> Given text
Long-Range Modeling of Source Code Files with eWASH: Extended Window Access by Syntax Hierarchy
Colin B. Clement, Shuai Lu, Xiaoyu Liu, Michele Tufano, Dawn Drain, Nan Duan, Neel Sundaresan, Alexey Svyatkovskiy
TL;DR
The paper tackles the limited context window of transformers in large code files by introducing eWASH, a syntax-hierarchy–driven context compression that prioritizes high-level code elements. By applying this extended window approach to Python data with models XGPT-C and XPyMT5, the authors achieve state-of-the-art results in code completion, method completion, and code summarization, while also releasing new CodeXGLUE tasks focused on user experience. The results show that leveraging syntactic structure yields substantial gains, especially at shorter context lengths, and that the approach generalizes beyond code to natural language tasks. Overall, eWASH offers a general, architecture-agnostic method for long-range modeling of structured documents using hierarchy-aware context selection.

> Supplied information
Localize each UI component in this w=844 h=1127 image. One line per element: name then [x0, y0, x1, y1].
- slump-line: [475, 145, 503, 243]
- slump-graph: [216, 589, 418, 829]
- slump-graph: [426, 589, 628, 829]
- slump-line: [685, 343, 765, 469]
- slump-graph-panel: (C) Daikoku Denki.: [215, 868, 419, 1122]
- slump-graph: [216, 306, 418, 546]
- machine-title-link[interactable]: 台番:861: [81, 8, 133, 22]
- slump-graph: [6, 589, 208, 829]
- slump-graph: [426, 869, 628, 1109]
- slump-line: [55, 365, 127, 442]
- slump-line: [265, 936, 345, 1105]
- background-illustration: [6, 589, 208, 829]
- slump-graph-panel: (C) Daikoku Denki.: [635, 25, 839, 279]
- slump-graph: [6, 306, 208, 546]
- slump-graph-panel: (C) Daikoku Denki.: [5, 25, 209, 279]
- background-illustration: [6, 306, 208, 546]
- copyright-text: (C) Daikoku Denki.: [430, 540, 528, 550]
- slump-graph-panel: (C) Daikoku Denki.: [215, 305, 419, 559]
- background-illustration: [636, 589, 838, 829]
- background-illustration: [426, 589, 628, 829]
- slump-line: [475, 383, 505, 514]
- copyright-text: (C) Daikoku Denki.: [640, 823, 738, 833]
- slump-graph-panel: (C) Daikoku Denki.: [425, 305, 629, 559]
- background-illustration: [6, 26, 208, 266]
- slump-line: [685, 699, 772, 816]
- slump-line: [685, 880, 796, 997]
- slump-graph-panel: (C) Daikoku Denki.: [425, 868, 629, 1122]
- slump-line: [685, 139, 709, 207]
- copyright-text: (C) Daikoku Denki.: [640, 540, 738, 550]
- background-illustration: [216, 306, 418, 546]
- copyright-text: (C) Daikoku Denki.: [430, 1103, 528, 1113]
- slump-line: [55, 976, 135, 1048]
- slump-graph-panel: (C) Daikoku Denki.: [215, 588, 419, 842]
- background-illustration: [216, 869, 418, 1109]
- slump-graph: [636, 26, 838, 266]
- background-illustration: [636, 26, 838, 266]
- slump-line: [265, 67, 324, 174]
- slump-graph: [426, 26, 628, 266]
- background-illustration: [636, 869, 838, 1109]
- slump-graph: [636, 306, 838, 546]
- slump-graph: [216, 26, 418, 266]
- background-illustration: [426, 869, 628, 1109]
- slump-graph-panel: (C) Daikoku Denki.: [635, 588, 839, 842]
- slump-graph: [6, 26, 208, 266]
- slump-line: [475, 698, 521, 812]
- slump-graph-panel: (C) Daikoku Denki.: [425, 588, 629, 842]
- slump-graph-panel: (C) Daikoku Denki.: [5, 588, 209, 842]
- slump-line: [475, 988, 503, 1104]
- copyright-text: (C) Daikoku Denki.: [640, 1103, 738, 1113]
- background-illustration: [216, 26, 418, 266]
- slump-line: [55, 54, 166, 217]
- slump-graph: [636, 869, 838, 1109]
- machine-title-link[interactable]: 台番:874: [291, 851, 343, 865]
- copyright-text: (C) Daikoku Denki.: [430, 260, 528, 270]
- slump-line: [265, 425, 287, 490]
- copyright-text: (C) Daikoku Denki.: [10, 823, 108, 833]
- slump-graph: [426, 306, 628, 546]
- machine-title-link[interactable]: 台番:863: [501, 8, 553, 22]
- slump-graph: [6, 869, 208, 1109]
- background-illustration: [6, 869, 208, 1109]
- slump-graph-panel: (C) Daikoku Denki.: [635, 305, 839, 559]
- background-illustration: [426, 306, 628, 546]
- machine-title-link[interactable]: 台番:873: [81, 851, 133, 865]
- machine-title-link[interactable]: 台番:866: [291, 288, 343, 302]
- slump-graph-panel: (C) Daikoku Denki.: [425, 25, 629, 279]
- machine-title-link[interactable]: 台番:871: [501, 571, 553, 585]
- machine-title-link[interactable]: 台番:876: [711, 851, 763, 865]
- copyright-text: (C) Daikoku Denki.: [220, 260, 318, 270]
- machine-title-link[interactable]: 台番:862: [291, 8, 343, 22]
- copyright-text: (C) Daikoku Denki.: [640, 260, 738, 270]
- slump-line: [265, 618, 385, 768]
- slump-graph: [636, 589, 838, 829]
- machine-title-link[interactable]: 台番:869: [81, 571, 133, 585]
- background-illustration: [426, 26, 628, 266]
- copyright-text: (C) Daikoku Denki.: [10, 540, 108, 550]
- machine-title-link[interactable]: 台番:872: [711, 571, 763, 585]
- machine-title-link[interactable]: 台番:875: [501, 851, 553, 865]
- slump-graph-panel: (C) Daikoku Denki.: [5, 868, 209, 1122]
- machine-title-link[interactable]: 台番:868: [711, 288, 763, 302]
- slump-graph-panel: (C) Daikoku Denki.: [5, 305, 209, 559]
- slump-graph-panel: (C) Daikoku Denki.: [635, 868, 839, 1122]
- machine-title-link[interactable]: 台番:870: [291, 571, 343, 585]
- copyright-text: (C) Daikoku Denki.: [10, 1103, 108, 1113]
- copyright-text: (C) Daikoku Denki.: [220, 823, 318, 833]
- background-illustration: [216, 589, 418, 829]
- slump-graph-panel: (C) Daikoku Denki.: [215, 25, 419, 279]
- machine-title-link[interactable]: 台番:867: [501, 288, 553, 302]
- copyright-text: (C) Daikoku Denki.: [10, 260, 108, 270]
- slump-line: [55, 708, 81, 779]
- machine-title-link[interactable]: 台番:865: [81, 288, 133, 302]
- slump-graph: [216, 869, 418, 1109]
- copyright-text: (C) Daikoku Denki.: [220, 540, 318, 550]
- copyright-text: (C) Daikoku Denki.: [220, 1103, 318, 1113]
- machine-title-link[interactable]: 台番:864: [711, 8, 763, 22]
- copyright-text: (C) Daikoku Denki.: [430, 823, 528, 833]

> Exercises to complete
1/ According to the eWASH summary, which two models were used to apply the extended window approach to Python data?
2/ Continue the eWASH summary from the point where it stops.

> Responses
1/ XGPT-C and XPyMT5.

2/
Abstract
Statistical language modeling and translation with transformers have found many successful applications in program understanding and generation tasks, setting high benchmarks for tools in modern software development environments. The finite context window of these neural models means, however, that they will be unable to leverage the entire relevant context of large files and packages for any given task. While there are many efforts to extend the context window, we introduce an architecture-independent approach for leveraging the syntactic hierarchies of source code for incorporating entire file-level context into a fixed-length window. Using concrete syntax trees of each source file we extract syntactic hierarchies and integrate them into context window by selectively removing from view more specific, less relevant scopes for a given task. We evaluate this approach on code generation tasks and joint translation of natural language and source code in Python programming language, achieving a new state-of-the-art in code completion and summarization for Python in the CodeXGLUE benchmark. We also introduce new CodeXGLUE benchmarks for user-experience-motivated tasks: code completion with normalized literals, method body completion/code summarization conditioned on file-level context.